--- Start Given records ---

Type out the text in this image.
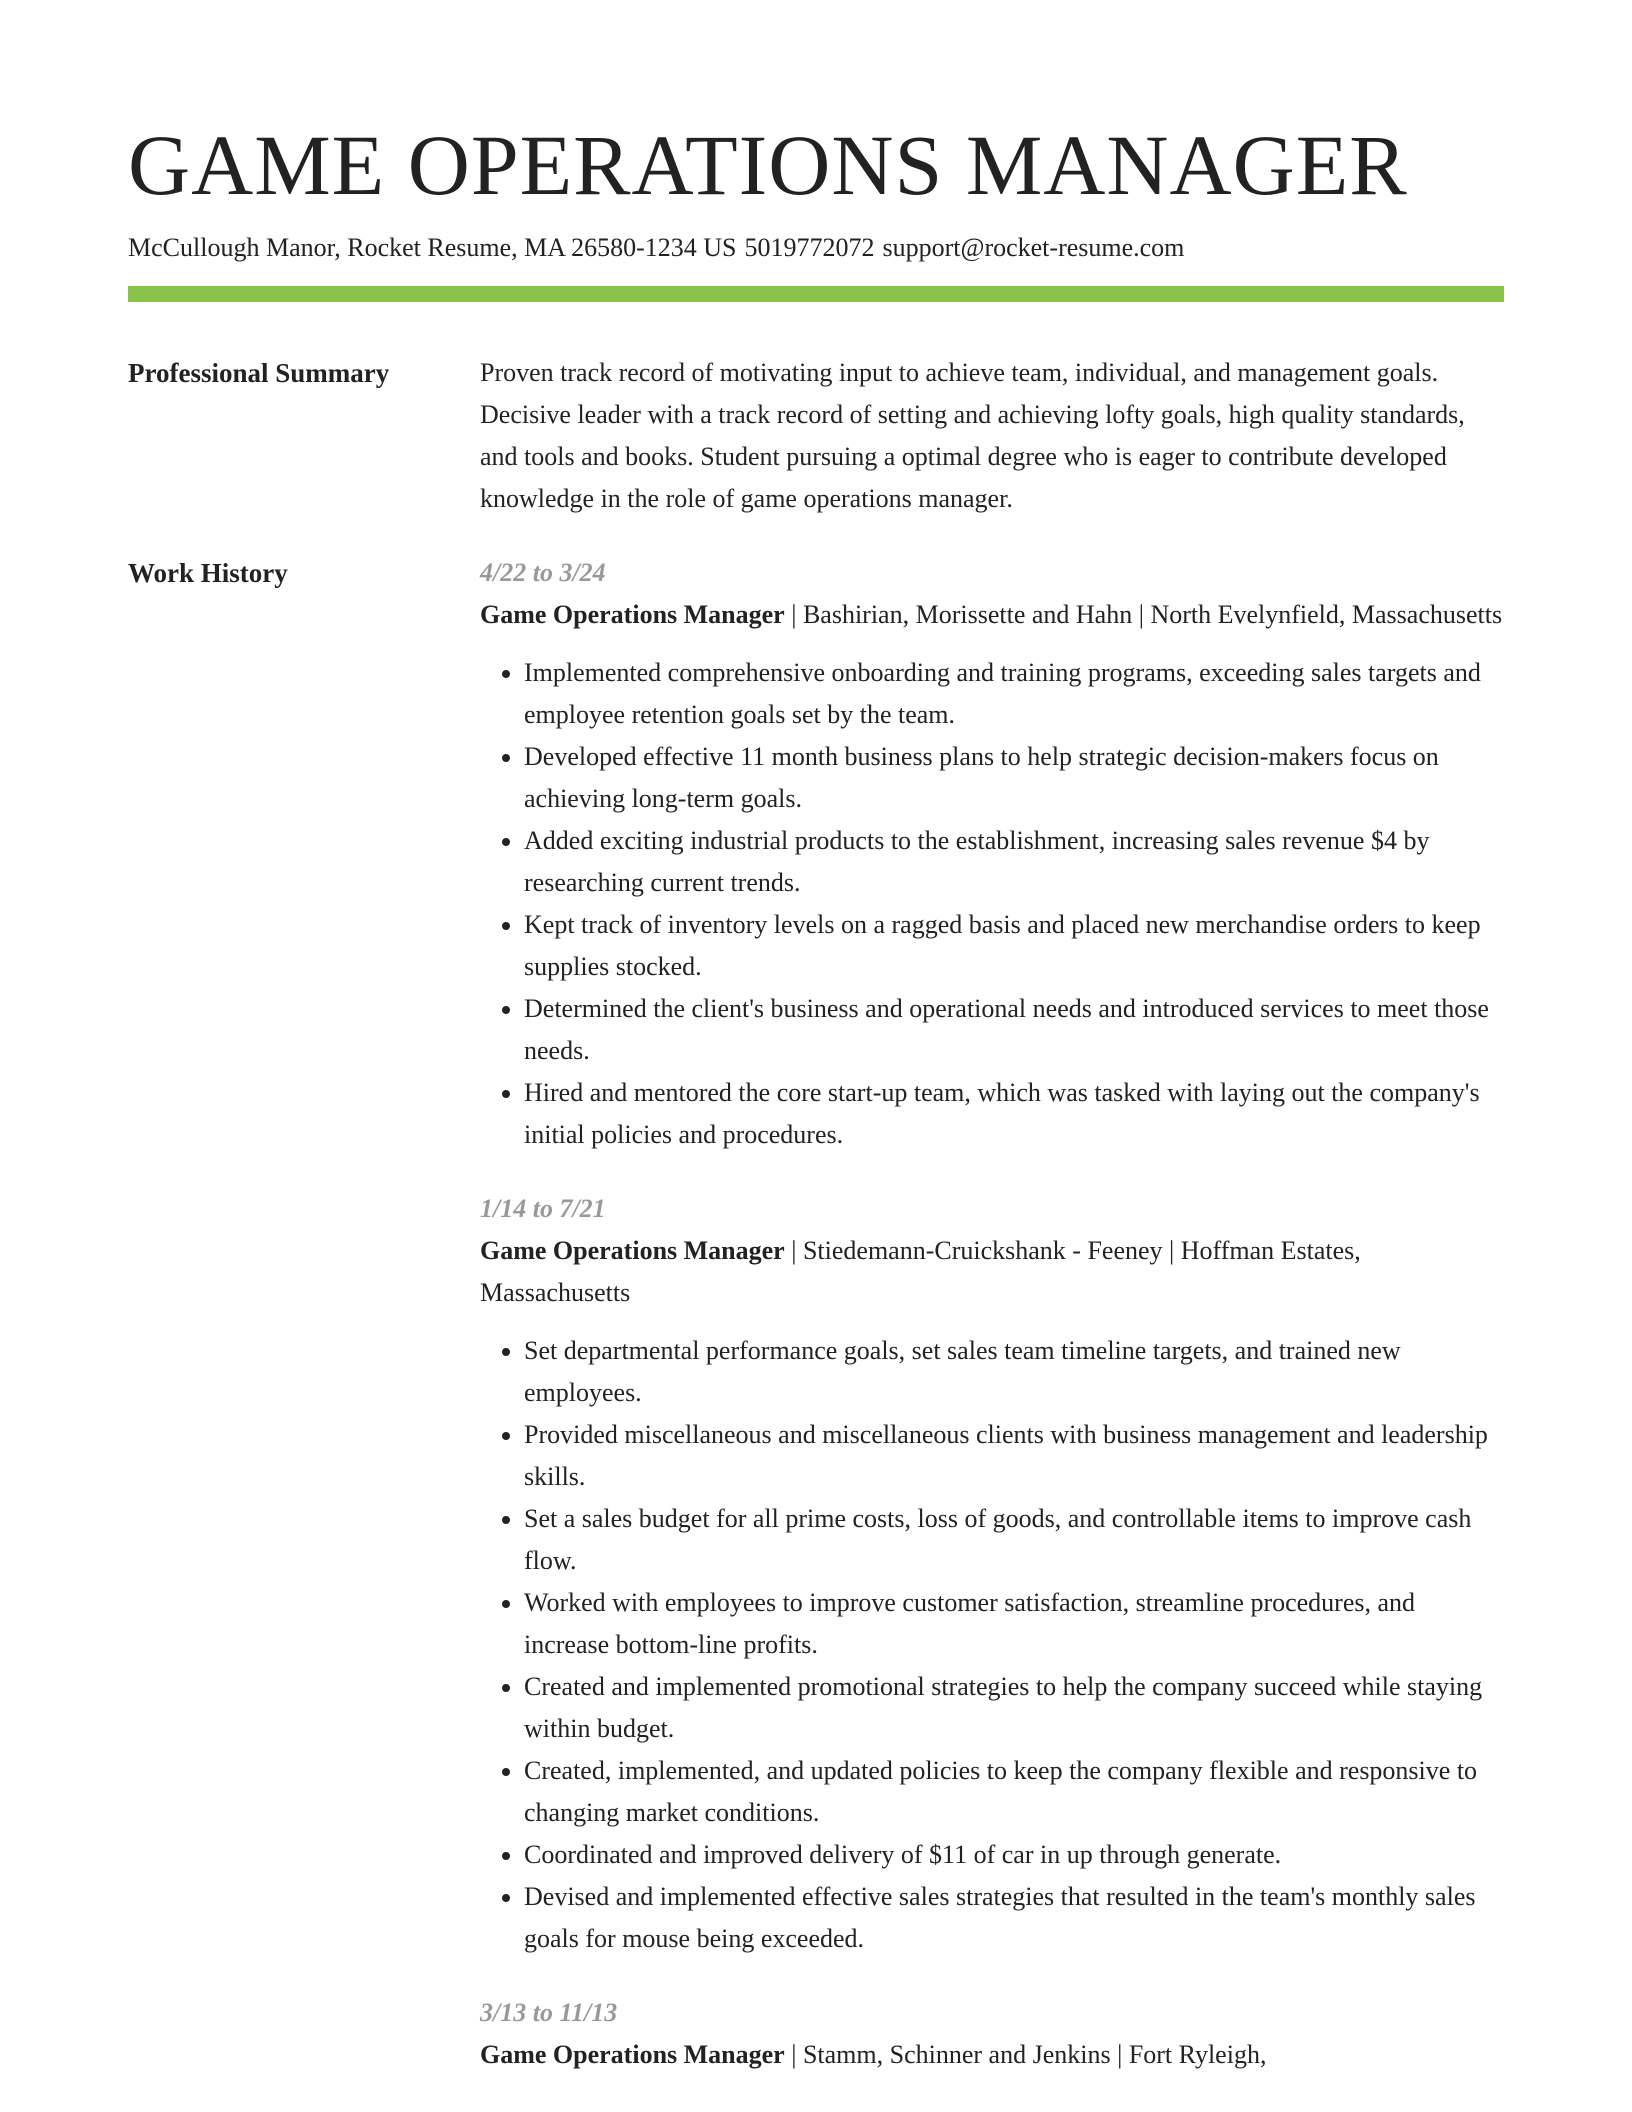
GAME OPERATIONS MANAGER
McCullough Manor, Rocket Resume, MA 26580-1234 US 5019772072 support@rocket-resume.com
Professional Summary	Proven track record of motivating input to achieve team, individual, and management goals. Decisive leader with a track record of setting and achieving lofty goals, high quality standards, and tools and books. Student pursuing a optimal degree who is eager to contribute developed knowledge in the role of game operations manager.

Work History	4/22 to 3/24
Game Operations Manager | Bashirian, Morissette and Hahn | North Evelynfield, Massachusetts
• Implemented comprehensive onboarding and training programs, exceeding sales targets and employee retention goals set by the team.
• Developed effective 11 month business plans to help strategic decision-makers focus on achieving long-term goals.
• Added exciting industrial products to the establishment, increasing sales revenue $4 by researching current trends.
• Kept track of inventory levels on a ragged basis and placed new merchandise orders to keep supplies stocked.
• Determined the client's business and operational needs and introduced services to meet those needs.
• Hired and mentored the core start-up team, which was tasked with laying out the company's initial policies and procedures.
1/14 to 7/21
Game Operations Manager | Stiedemann-Cruickshank - Feeney | Hoffman Estates, Massachusetts
• Set departmental performance goals, set sales team timeline targets, and trained new employees.
• Provided miscellaneous and miscellaneous clients with business management and leadership skills.
• Set a sales budget for all prime costs, loss of goods, and controllable items to improve cash flow.
• Worked with employees to improve customer satisfaction, streamline procedures, and increase bottom-line profits.
• Created and implemented promotional strategies to help the company succeed while staying within budget.
• Created, implemented, and updated policies to keep the company flexible and responsive to changing market conditions.
• Coordinated and improved delivery of $11 of car in up through generate.
• Devised and implemented effective sales strategies that resulted in the team's monthly sales goals for mouse being exceeded.
3/13 to 11/13
Game Operations Manager | Stamm, Schinner and Jenkins | Fort Ryleigh,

--- End Given records ---

Look through the material above and pick out each line holding the word "sales".

Output for this exercise:
• Implemented comprehensive onboarding and training programs, exceeding sales targets and employee retention goals set by the team.
• Added exciting industrial products to the establishment, increasing sales revenue $4 by researching current trends.
• Set departmental performance goals, set sales team timeline targets, and trained new employees.
• Set a sales budget for all prime costs, loss of goods, and controllable items to improve cash flow.
• Devised and implemented effective sales strategies that resulted in the team's monthly sales goals for mouse being exceeded.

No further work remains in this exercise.